* **Problem requirements**: Repeat the records verbatim and leave the pictures out of your copy.

* **Exercise materials**:
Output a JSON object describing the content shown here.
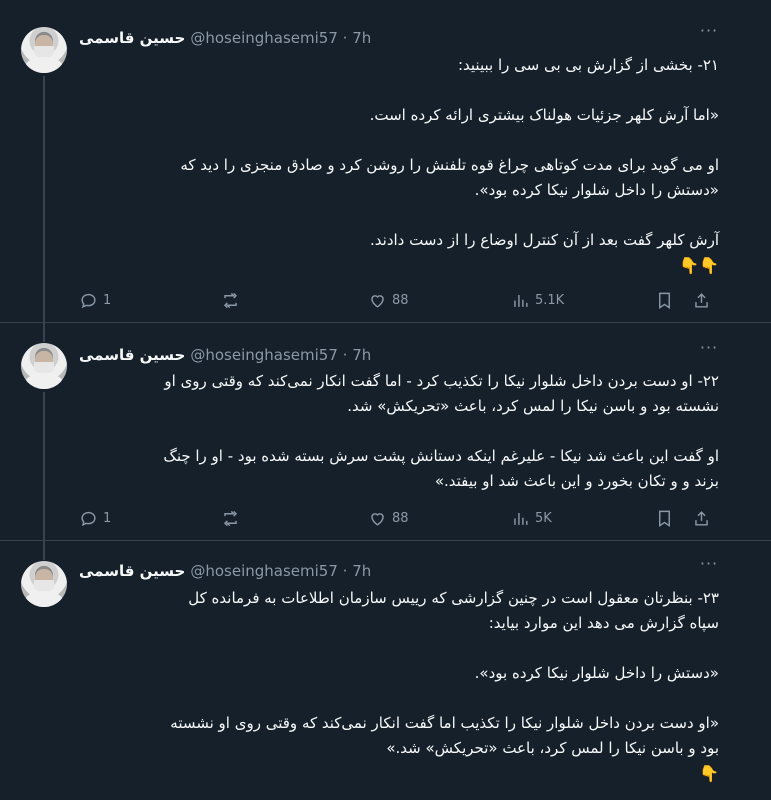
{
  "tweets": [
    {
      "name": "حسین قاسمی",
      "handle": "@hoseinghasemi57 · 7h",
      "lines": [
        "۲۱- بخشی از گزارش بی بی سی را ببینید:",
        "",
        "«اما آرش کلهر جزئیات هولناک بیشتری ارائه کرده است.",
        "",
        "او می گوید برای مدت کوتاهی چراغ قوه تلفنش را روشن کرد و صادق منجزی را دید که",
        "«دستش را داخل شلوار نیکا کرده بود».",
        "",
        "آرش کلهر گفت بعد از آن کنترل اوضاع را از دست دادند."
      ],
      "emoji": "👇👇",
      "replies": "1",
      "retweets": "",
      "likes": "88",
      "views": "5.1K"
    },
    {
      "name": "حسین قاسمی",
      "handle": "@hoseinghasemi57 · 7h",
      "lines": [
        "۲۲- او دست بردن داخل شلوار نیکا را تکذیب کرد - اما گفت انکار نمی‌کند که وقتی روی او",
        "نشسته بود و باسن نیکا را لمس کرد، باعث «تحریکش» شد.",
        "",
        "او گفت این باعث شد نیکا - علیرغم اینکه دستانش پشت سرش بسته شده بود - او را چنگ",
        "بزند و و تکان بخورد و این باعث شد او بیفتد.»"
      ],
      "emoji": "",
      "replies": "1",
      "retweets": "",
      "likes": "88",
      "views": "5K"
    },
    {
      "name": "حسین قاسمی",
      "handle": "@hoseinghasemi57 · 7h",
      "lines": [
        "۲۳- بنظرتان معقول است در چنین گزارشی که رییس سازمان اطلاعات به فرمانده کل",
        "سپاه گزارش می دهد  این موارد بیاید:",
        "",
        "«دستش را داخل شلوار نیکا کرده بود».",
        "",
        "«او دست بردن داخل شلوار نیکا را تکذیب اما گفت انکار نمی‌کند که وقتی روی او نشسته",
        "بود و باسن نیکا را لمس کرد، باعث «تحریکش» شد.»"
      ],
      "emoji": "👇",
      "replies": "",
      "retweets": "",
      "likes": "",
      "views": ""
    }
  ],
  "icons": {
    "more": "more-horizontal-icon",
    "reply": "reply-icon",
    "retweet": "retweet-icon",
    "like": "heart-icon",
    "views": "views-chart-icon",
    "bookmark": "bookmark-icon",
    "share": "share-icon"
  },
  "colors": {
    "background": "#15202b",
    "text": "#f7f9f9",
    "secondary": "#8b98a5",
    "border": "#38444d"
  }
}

* **The solution**:
Output a JSON object describing the content shown here.
{
  "tweets": [
    {
      "name": "حسین قاسمی",
      "handle": "@hoseinghasemi57 · 7h",
      "lines": [
        "۲۱- بخشی از گزارش بی بی سی را ببینید:",
        "",
        "«اما آرش کلهر جزئیات هولناک بیشتری ارائه کرده است.",
        "",
        "او می گوید برای مدت کوتاهی چراغ قوه تلفنش را روشن کرد و صادق منجزی را دید که",
        "«دستش را داخل شلوار نیکا کرده بود».",
        "",
        "آرش کلهر گفت بعد از آن کنترل اوضاع را از دست دادند."
      ],
      "emoji": "👇👇",
      "replies": "1",
      "retweets": "",
      "likes": "88",
      "views": "5.1K"
    },
    {
      "name": "حسین قاسمی",
      "handle": "@hoseinghasemi57 · 7h",
      "lines": [
        "۲۲- او دست بردن داخل شلوار نیکا را تکذیب کرد - اما گفت انکار نمی‌کند که وقتی روی او",
        "نشسته بود و باسن نیکا را لمس کرد، باعث «تحریکش» شد.",
        "",
        "او گفت این باعث شد نیکا - علیرغم اینکه دستانش پشت سرش بسته شده بود - او را چنگ",
        "بزند و و تکان بخورد و این باعث شد او بیفتد.»"
      ],
      "emoji": "",
      "replies": "1",
      "retweets": "",
      "likes": "88",
      "views": "5K"
    },
    {
      "name": "حسین قاسمی",
      "handle": "@hoseinghasemi57 · 7h",
      "lines": [
        "۲۳- بنظرتان معقول است در چنین گزارشی که رییس سازمان اطلاعات به فرمانده کل",
        "سپاه گزارش می دهد  این موارد بیاید:",
        "",
        "«دستش را داخل شلوار نیکا کرده بود».",
        "",
        "«او دست بردن داخل شلوار نیکا را تکذیب اما گفت انکار نمی‌کند که وقتی روی او نشسته",
        "بود و باسن نیکا را لمس کرد، باعث «تحریکش» شد.»"
      ],
      "emoji": "👇",
      "replies": "",
      "retweets": "",
      "likes": "",
      "views": ""
    }
  ],
  "icons": {
    "more": "more-horizontal-icon",
    "reply": "reply-icon",
    "retweet": "retweet-icon",
    "like": "heart-icon",
    "views": "views-chart-icon",
    "bookmark": "bookmark-icon",
    "share": "share-icon"
  },
  "colors": {
    "background": "#15202b",
    "text": "#f7f9f9",
    "secondary": "#8b98a5",
    "border": "#38444d"
  }
}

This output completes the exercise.